**EXERCISE TASK:** Leave out the pictures and repeat everything else in the records exactly.

**DATASET ENTRIES:**
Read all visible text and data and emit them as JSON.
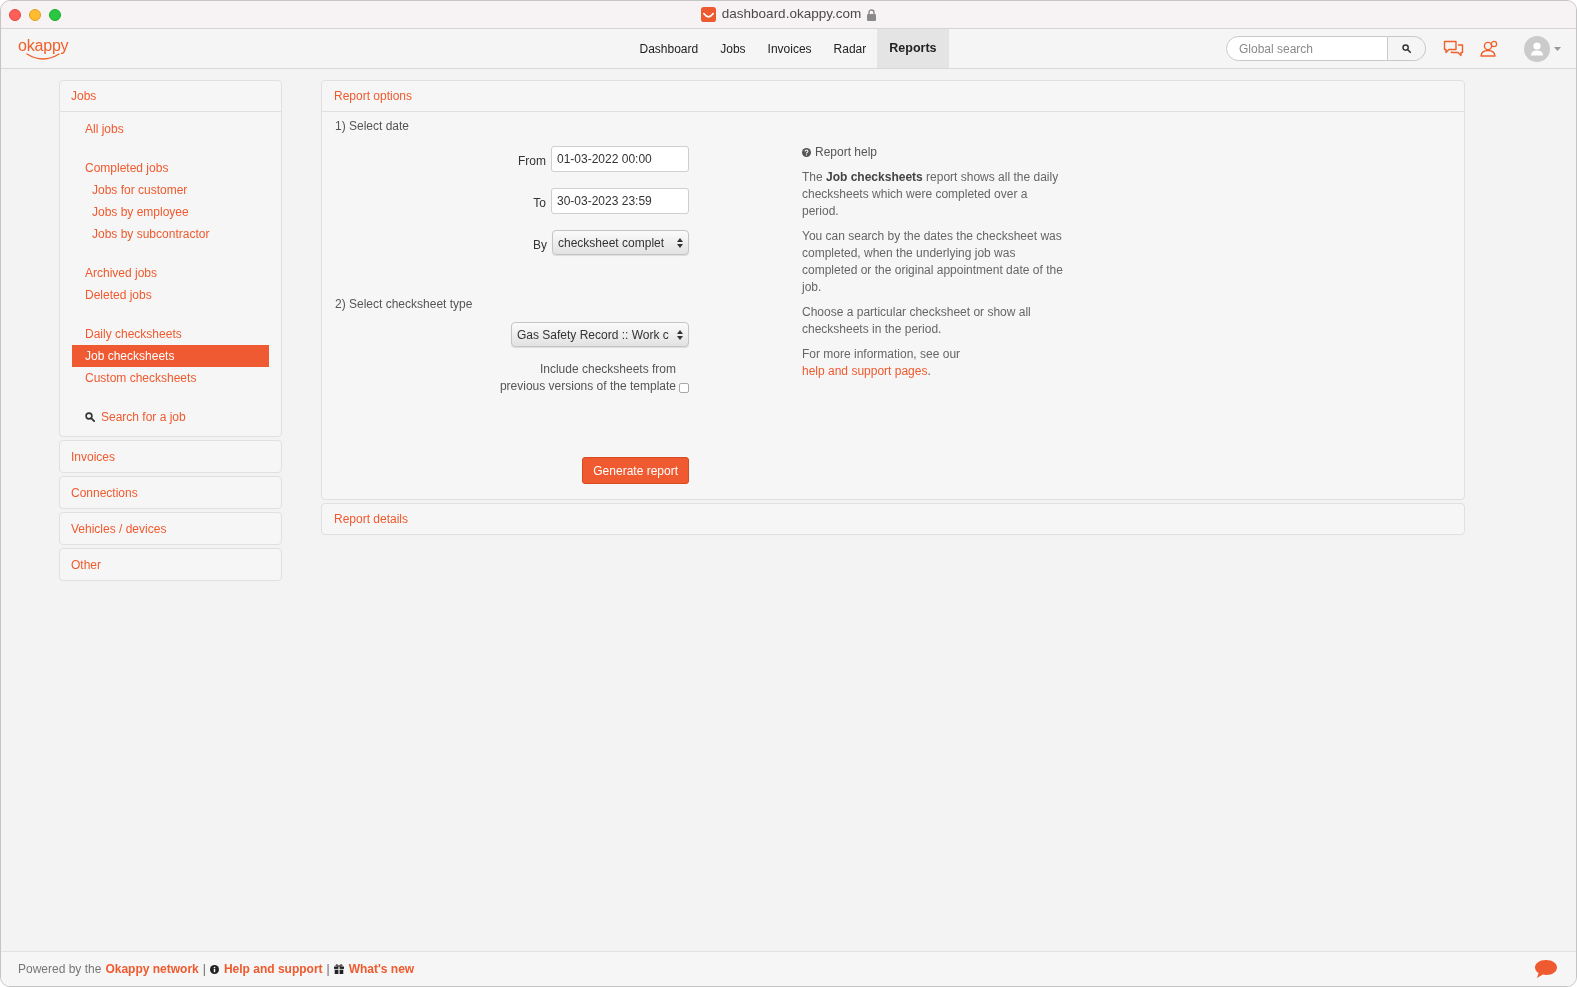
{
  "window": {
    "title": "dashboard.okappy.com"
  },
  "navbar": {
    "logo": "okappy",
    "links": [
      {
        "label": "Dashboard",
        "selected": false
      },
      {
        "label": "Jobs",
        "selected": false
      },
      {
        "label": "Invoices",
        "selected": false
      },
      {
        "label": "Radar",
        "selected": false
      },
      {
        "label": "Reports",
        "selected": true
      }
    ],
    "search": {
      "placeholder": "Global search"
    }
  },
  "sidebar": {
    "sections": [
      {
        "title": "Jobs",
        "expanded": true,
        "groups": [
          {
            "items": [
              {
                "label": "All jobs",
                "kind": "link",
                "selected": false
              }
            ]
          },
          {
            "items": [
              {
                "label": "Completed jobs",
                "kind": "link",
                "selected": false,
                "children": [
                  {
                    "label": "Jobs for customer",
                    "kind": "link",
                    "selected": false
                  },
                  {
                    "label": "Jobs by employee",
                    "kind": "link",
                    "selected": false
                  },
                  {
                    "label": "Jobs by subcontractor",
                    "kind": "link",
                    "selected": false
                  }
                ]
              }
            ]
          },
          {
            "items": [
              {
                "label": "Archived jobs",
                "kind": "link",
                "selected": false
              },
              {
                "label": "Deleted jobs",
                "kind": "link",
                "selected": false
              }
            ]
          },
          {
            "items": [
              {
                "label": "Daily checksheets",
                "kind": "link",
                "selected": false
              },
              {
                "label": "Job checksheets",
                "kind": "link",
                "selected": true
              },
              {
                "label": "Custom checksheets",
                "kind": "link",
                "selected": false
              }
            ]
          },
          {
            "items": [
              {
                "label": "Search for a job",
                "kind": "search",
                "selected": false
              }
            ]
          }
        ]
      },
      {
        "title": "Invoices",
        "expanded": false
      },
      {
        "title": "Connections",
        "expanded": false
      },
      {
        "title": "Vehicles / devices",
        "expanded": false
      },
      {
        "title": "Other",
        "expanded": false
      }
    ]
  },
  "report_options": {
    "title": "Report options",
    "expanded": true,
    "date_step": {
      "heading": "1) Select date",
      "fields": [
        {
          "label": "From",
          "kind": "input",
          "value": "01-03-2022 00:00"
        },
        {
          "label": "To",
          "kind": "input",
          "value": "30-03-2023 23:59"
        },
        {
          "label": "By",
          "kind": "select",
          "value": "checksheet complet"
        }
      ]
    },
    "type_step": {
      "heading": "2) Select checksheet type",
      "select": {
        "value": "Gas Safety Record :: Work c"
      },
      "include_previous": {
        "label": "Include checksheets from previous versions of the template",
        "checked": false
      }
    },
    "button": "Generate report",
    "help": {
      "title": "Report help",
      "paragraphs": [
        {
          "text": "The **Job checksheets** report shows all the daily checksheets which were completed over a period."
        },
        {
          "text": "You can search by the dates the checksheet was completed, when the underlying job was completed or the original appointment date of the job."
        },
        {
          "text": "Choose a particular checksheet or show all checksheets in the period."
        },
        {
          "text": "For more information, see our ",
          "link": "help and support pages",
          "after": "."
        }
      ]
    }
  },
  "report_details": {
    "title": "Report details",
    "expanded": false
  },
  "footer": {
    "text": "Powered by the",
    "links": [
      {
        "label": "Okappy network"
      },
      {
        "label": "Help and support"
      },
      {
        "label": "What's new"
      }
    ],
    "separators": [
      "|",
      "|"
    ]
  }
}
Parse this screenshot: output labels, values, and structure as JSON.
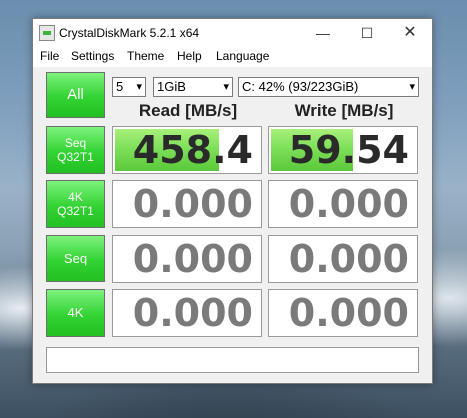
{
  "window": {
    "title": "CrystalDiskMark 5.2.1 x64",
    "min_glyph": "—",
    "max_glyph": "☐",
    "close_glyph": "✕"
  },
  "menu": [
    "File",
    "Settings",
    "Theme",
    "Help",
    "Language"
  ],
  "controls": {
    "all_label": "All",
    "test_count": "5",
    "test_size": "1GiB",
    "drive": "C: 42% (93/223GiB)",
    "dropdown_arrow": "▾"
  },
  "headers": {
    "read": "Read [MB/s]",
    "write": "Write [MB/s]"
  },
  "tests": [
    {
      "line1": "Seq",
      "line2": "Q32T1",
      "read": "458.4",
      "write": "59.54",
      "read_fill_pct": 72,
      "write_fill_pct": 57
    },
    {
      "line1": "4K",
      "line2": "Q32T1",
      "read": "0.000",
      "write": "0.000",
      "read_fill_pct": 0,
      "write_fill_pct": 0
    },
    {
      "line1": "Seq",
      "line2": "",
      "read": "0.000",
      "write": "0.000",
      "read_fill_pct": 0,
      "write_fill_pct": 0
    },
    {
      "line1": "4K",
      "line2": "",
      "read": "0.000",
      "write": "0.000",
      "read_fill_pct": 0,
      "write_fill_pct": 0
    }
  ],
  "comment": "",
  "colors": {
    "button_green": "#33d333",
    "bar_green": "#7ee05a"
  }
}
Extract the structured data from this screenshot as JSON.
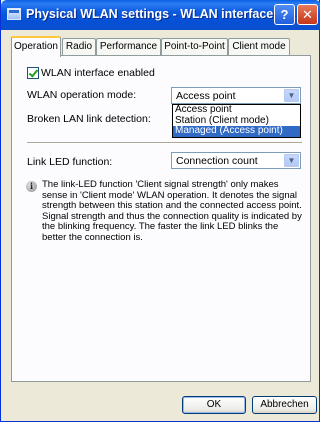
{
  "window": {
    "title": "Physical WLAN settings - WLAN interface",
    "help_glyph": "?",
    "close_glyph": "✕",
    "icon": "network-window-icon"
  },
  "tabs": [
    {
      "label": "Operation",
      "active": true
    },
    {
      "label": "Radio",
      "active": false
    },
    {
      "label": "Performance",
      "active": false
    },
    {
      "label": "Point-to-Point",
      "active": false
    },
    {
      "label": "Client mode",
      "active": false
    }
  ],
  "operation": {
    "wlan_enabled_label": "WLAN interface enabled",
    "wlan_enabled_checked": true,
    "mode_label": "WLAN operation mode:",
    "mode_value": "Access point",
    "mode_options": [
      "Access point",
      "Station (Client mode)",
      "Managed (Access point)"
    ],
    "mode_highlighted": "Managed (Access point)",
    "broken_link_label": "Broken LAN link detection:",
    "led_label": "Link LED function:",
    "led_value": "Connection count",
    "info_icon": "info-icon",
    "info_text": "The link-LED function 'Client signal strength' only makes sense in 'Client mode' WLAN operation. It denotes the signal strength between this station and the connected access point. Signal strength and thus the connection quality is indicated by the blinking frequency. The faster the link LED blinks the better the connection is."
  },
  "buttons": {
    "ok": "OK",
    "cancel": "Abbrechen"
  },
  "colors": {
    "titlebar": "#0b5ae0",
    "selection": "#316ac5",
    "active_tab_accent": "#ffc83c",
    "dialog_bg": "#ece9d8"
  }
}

**EXERCISE OUTPUT:**
Read all visible text and data and emit them as JSON.
{
  "window": {
    "title": "dashboard.okappy.com"
  },
  "navbar": {
    "logo": "okappy",
    "links": [
      {
        "label": "Dashboard",
        "selected": false
      },
      {
        "label": "Jobs",
        "selected": false
      },
      {
        "label": "Invoices",
        "selected": false
      },
      {
        "label": "Radar",
        "selected": false
      },
      {
        "label": "Reports",
        "selected": true
      }
    ],
    "search": {
      "placeholder": "Global search"
    }
  },
  "sidebar": {
    "sections": [
      {
        "title": "Jobs",
        "expanded": true,
        "groups": [
          {
            "items": [
              {
                "label": "All jobs",
                "kind": "link",
                "selected": false
              }
            ]
          },
          {
            "items": [
              {
                "label": "Completed jobs",
                "kind": "link",
                "selected": false,
                "children": [
                  {
                    "label": "Jobs for customer",
                    "kind": "link",
                    "selected": false
                  },
                  {
                    "label": "Jobs by employee",
                    "kind": "link",
                    "selected": false
                  },
                  {
                    "label": "Jobs by subcontractor",
                    "kind": "link",
                    "selected": false
                  }
                ]
              }
            ]
          },
          {
            "items": [
              {
                "label": "Archived jobs",
                "kind": "link",
                "selected": false
              },
              {
                "label": "Deleted jobs",
                "kind": "link",
                "selected": false
              }
            ]
          },
          {
            "items": [
              {
                "label": "Daily checksheets",
                "kind": "link",
                "selected": false
              },
              {
                "label": "Job checksheets",
                "kind": "link",
                "selected": true
              },
              {
                "label": "Custom checksheets",
                "kind": "link",
                "selected": false
              }
            ]
          },
          {
            "items": [
              {
                "label": "Search for a job",
                "kind": "search",
                "selected": false
              }
            ]
          }
        ]
      },
      {
        "title": "Invoices",
        "expanded": false
      },
      {
        "title": "Connections",
        "expanded": false
      },
      {
        "title": "Vehicles / devices",
        "expanded": false
      },
      {
        "title": "Other",
        "expanded": false
      }
    ]
  },
  "report_options": {
    "title": "Report options",
    "expanded": true,
    "date_step": {
      "heading": "1) Select date",
      "fields": [
        {
          "label": "From",
          "kind": "input",
          "value": "01-03-2022 00:00"
        },
        {
          "label": "To",
          "kind": "input",
          "value": "30-03-2023 23:59"
        },
        {
          "label": "By",
          "kind": "select",
          "value": "checksheet complet"
        }
      ]
    },
    "type_step": {
      "heading": "2) Select checksheet type",
      "select": {
        "value": "Gas Safety Record :: Work c"
      },
      "include_previous": {
        "label": "Include checksheets from previous versions of the template",
        "checked": false
      }
    },
    "button": "Generate report",
    "help": {
      "title": "Report help",
      "paragraphs": [
        {
          "text": "The **Job checksheets** report shows all the daily checksheets which were completed over a period."
        },
        {
          "text": "You can search by the dates the checksheet was completed, when the underlying job was completed or the original appointment date of the job."
        },
        {
          "text": "Choose a particular checksheet or show all checksheets in the period."
        },
        {
          "text": "For more information, see our ",
          "link": "help and support pages",
          "after": "."
        }
      ]
    }
  },
  "report_details": {
    "title": "Report details",
    "expanded": false
  },
  "footer": {
    "text": "Powered by the",
    "links": [
      {
        "label": "Okappy network"
      },
      {
        "label": "Help and support"
      },
      {
        "label": "What's new"
      }
    ],
    "separators": [
      "|",
      "|"
    ]
  }
}
Parse this screenshot: output labels, values, and structure as JSON.
{
  "window": {
    "title": "CrystalDiskMark 5.2.1 x64",
    "min_glyph": "—",
    "max_glyph": "☐",
    "close_glyph": "✕"
  },
  "menu": [
    "File",
    "Settings",
    "Theme",
    "Help",
    "Language"
  ],
  "controls": {
    "all_label": "All",
    "test_count": "5",
    "test_size": "1GiB",
    "drive": "C: 42% (93/223GiB)",
    "dropdown_arrow": "▾"
  },
  "headers": {
    "read": "Read [MB/s]",
    "write": "Write [MB/s]"
  },
  "tests": [
    {
      "line1": "Seq",
      "line2": "Q32T1",
      "read": "458.4",
      "write": "59.54",
      "read_fill_pct": 72,
      "write_fill_pct": 57
    },
    {
      "line1": "4K",
      "line2": "Q32T1",
      "read": "0.000",
      "write": "0.000",
      "read_fill_pct": 0,
      "write_fill_pct": 0
    },
    {
      "line1": "Seq",
      "line2": "",
      "read": "0.000",
      "write": "0.000",
      "read_fill_pct": 0,
      "write_fill_pct": 0
    },
    {
      "line1": "4K",
      "line2": "",
      "read": "0.000",
      "write": "0.000",
      "read_fill_pct": 0,
      "write_fill_pct": 0
    }
  ],
  "comment": "",
  "colors": {
    "button_green": "#33d333",
    "bar_green": "#7ee05a"
  }
}
Extract the structured data from this screenshot as JSON.
{
  "window": {
    "title": "Physical WLAN settings - WLAN interface",
    "help_glyph": "?",
    "close_glyph": "✕",
    "icon": "network-window-icon"
  },
  "tabs": [
    {
      "label": "Operation",
      "active": true
    },
    {
      "label": "Radio",
      "active": false
    },
    {
      "label": "Performance",
      "active": false
    },
    {
      "label": "Point-to-Point",
      "active": false
    },
    {
      "label": "Client mode",
      "active": false
    }
  ],
  "operation": {
    "wlan_enabled_label": "WLAN interface enabled",
    "wlan_enabled_checked": true,
    "mode_label": "WLAN operation mode:",
    "mode_value": "Access point",
    "mode_options": [
      "Access point",
      "Station (Client mode)",
      "Managed (Access point)"
    ],
    "mode_highlighted": "Managed (Access point)",
    "broken_link_label": "Broken LAN link detection:",
    "led_label": "Link LED function:",
    "led_value": "Connection count",
    "info_icon": "info-icon",
    "info_text": "The link-LED function 'Client signal strength' only makes sense in 'Client mode' WLAN operation. It denotes the signal strength between this station and the connected access point. Signal strength and thus the connection quality is indicated by the blinking frequency. The faster the link LED blinks the better the connection is."
  },
  "buttons": {
    "ok": "OK",
    "cancel": "Abbrechen"
  },
  "colors": {
    "titlebar": "#0b5ae0",
    "selection": "#316ac5",
    "active_tab_accent": "#ffc83c",
    "dialog_bg": "#ece9d8"
  }
}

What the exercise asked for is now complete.